## What the task requires
Your task is to gather the lines below that hold the string "normal".

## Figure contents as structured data
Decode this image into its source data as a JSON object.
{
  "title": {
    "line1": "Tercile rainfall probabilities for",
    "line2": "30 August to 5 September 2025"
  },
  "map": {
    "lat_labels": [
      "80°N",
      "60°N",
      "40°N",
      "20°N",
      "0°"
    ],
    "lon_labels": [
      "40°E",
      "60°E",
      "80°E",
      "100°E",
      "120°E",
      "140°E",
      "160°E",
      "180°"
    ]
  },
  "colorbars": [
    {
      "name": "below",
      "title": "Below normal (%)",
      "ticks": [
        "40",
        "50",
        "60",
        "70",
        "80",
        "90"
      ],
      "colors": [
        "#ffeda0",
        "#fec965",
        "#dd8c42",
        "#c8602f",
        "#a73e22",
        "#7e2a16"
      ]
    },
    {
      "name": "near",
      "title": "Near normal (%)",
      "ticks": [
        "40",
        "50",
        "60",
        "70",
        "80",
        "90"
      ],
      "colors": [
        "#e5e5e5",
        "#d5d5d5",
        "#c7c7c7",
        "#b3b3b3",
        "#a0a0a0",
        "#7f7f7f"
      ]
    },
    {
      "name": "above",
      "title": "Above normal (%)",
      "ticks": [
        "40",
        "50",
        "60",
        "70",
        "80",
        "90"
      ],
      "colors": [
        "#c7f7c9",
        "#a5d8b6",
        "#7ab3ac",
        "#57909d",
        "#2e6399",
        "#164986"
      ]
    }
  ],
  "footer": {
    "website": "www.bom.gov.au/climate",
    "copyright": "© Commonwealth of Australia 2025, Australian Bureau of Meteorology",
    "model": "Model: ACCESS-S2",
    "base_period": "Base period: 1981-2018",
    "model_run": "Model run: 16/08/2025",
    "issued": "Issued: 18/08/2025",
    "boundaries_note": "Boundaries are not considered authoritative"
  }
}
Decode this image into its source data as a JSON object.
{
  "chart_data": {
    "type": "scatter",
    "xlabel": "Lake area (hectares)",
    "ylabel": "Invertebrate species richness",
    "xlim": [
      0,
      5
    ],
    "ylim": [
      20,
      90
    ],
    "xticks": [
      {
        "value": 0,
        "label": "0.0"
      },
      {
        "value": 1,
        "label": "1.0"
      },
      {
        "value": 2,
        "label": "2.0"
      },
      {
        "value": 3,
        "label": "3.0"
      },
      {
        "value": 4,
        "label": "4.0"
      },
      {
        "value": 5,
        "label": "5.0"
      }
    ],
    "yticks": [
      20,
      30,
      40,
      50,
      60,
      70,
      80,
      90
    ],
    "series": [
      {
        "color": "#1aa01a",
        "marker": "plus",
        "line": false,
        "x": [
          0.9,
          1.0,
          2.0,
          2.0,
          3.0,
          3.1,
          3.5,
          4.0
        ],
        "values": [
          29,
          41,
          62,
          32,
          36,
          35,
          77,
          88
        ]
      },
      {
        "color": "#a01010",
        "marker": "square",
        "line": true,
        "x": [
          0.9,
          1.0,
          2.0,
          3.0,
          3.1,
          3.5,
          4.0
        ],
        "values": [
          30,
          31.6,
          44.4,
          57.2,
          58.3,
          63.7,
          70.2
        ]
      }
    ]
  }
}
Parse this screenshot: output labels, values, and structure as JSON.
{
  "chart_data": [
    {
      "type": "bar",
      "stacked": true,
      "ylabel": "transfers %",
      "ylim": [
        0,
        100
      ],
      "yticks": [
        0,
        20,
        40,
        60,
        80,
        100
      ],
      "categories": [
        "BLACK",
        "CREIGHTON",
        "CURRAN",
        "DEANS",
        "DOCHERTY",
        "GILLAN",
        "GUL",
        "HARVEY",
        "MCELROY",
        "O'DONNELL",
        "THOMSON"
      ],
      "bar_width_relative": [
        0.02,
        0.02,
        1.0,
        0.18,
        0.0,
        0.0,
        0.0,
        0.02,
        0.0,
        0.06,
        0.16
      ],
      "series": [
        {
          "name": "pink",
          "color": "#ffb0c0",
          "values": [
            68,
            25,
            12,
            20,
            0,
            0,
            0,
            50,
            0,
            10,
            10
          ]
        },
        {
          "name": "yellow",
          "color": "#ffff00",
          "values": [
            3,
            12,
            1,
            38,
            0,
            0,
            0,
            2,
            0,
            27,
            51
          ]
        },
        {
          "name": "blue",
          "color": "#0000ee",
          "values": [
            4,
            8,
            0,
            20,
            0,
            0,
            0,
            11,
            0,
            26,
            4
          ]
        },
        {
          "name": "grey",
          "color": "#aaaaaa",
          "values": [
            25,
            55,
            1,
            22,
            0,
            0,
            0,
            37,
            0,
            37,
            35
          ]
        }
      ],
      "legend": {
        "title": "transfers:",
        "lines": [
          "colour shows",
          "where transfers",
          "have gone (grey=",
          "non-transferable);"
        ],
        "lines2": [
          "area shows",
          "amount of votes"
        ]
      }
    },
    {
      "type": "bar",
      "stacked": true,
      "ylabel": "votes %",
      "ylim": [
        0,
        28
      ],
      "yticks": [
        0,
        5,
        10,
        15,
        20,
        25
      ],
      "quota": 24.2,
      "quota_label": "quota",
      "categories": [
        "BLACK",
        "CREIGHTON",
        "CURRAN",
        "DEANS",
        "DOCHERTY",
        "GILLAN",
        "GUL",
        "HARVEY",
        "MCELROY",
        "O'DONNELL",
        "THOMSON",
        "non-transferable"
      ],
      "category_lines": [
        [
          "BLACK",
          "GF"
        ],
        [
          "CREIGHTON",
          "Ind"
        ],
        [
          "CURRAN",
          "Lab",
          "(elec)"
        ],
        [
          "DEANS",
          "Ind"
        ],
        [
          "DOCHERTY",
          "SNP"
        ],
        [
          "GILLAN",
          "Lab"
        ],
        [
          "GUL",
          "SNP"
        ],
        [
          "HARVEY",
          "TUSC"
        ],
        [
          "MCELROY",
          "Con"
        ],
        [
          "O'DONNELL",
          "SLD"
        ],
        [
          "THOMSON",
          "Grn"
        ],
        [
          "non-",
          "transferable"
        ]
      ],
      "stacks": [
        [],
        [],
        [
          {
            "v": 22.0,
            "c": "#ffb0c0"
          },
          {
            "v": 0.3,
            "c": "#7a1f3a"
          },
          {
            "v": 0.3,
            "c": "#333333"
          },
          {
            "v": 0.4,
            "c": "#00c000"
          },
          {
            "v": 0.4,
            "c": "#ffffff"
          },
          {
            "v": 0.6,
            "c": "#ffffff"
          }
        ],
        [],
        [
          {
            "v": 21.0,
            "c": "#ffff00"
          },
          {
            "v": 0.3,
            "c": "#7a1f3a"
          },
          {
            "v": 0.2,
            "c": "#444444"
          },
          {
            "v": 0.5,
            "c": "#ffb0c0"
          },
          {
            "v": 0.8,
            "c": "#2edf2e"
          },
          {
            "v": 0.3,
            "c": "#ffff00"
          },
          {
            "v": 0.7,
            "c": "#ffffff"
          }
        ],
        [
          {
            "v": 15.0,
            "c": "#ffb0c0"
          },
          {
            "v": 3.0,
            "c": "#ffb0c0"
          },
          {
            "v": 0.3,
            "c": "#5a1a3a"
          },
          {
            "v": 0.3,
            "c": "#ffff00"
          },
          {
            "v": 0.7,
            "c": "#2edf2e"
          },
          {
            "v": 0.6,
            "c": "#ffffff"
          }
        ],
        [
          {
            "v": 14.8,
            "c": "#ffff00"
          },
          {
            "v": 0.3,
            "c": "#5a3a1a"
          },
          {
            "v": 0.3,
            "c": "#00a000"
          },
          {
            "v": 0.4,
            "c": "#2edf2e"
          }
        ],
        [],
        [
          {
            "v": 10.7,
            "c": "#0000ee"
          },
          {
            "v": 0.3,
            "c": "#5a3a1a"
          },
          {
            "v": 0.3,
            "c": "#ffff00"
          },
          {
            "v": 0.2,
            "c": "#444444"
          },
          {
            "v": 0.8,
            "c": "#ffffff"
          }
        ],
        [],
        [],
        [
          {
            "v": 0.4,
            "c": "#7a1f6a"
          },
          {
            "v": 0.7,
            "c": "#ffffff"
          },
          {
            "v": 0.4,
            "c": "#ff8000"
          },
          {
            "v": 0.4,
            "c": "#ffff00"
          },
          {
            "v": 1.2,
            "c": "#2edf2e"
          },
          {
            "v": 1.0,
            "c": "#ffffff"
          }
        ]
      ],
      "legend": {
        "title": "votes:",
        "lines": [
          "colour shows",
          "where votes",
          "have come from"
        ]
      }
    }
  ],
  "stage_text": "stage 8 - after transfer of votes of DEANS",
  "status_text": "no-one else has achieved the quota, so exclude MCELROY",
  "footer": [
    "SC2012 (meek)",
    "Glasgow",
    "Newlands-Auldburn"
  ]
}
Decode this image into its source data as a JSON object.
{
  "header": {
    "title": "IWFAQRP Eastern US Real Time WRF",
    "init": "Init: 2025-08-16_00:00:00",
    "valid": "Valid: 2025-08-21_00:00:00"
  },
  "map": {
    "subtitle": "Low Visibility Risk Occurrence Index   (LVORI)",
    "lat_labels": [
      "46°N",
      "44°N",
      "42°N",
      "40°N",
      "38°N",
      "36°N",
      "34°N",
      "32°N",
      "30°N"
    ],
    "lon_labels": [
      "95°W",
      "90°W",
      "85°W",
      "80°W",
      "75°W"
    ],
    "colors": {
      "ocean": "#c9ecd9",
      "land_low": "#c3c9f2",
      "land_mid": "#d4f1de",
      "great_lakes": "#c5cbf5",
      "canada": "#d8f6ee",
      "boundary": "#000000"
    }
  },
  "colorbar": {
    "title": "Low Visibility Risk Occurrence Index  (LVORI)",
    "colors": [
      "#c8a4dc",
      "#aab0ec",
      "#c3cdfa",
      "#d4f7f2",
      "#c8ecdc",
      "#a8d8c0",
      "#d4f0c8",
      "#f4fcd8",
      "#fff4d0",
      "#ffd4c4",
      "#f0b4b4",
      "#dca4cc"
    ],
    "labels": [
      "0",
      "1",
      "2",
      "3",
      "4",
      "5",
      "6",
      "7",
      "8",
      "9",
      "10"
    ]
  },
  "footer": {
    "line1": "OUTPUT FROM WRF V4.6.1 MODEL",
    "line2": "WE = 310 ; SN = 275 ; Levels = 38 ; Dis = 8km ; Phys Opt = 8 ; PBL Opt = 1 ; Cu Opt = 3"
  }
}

## Response
      "title": "Below normal (%)",
      "title": "Near normal (%)",
      "title": "Above normal (%)",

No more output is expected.